**Work to do**
Return the data exactly, with all pictures removed.

**Data excerpts**
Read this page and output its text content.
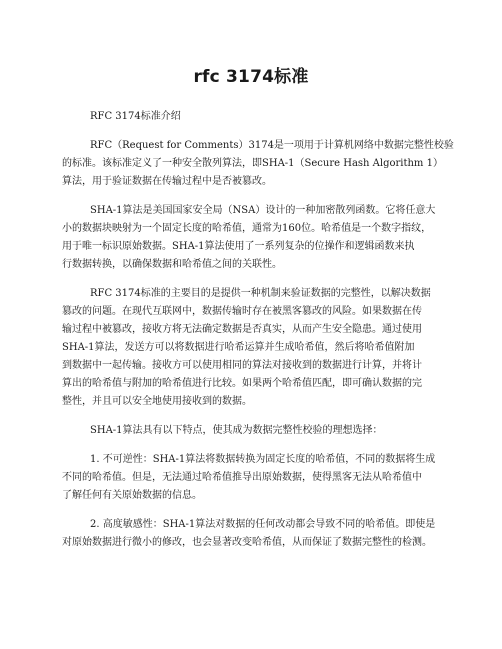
rfc 3174标准
RFC 3174标准介绍
RFC（Request for Comments）3174是一项用于计算机网络中数据完整性校验
的标准。该标准定义了一种安全散列算法，即SHA-1（Secure Hash Algorithm 1）
算法，用于验证数据在传输过程中是否被篡改。
SHA-1算法是美国国家安全局（NSA）设计的一种加密散列函数。它将任意大
小的数据块映射为一个固定长度的哈希值，通常为160位。哈希值是一个数字指纹，
用于唯一标识原始数据。SHA-1算法使用了一系列复杂的位操作和逻辑函数来执
行数据转换，以确保数据和哈希值之间的关联性。
RFC 3174标准的主要目的是提供一种机制来验证数据的完整性，以解决数据
篡改的问题。在现代互联网中，数据传输时存在被黑客篡改的风险。如果数据在传
输过程中被篡改，接收方将无法确定数据是否真实，从而产生安全隐患。通过使用
SHA-1算法，发送方可以将数据进行哈希运算并生成哈希值，然后将哈希值附加
到数据中一起传输。接收方可以使用相同的算法对接收到的数据进行计算，并将计
算出的哈希值与附加的哈希值进行比较。如果两个哈希值匹配，即可确认数据的完
整性，并且可以安全地使用接收到的数据。
SHA-1算法具有以下特点，使其成为数据完整性校验的理想选择：
1. 不可逆性：SHA-1算法将数据转换为固定长度的哈希值，不同的数据将生成
不同的哈希值。但是，无法通过哈希值推导出原始数据，使得黑客无法从哈希值中
了解任何有关原始数据的信息。
2. 高度敏感性：SHA-1算法对数据的任何改动都会导致不同的哈希值。即使是
对原始数据进行微小的修改，也会显著改变哈希值，从而保证了数据完整性的检测。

**Output for this exercise**
Read this page and output its text content.
rfc 3174标准
RFC 3174标准介绍
RFC（Request for Comments）3174是一项用于计算机网络中数据完整性校验
的标准。该标准定义了一种安全散列算法，即SHA-1（Secure Hash Algorithm 1）
算法，用于验证数据在传输过程中是否被篡改。
SHA-1算法是美国国家安全局（NSA）设计的一种加密散列函数。它将任意大
小的数据块映射为一个固定长度的哈希值，通常为160位。哈希值是一个数字指纹，
用于唯一标识原始数据。SHA-1算法使用了一系列复杂的位操作和逻辑函数来执
行数据转换，以确保数据和哈希值之间的关联性。
RFC 3174标准的主要目的是提供一种机制来验证数据的完整性，以解决数据
篡改的问题。在现代互联网中，数据传输时存在被黑客篡改的风险。如果数据在传
输过程中被篡改，接收方将无法确定数据是否真实，从而产生安全隐患。通过使用
SHA-1算法，发送方可以将数据进行哈希运算并生成哈希值，然后将哈希值附加
到数据中一起传输。接收方可以使用相同的算法对接收到的数据进行计算，并将计
算出的哈希值与附加的哈希值进行比较。如果两个哈希值匹配，即可确认数据的完
整性，并且可以安全地使用接收到的数据。
SHA-1算法具有以下特点，使其成为数据完整性校验的理想选择：
1. 不可逆性：SHA-1算法将数据转换为固定长度的哈希值，不同的数据将生成
不同的哈希值。但是，无法通过哈希值推导出原始数据，使得黑客无法从哈希值中
了解任何有关原始数据的信息。
2. 高度敏感性：SHA-1算法对数据的任何改动都会导致不同的哈希值。即使是
对原始数据进行微小的修改，也会显著改变哈希值，从而保证了数据完整性的检测。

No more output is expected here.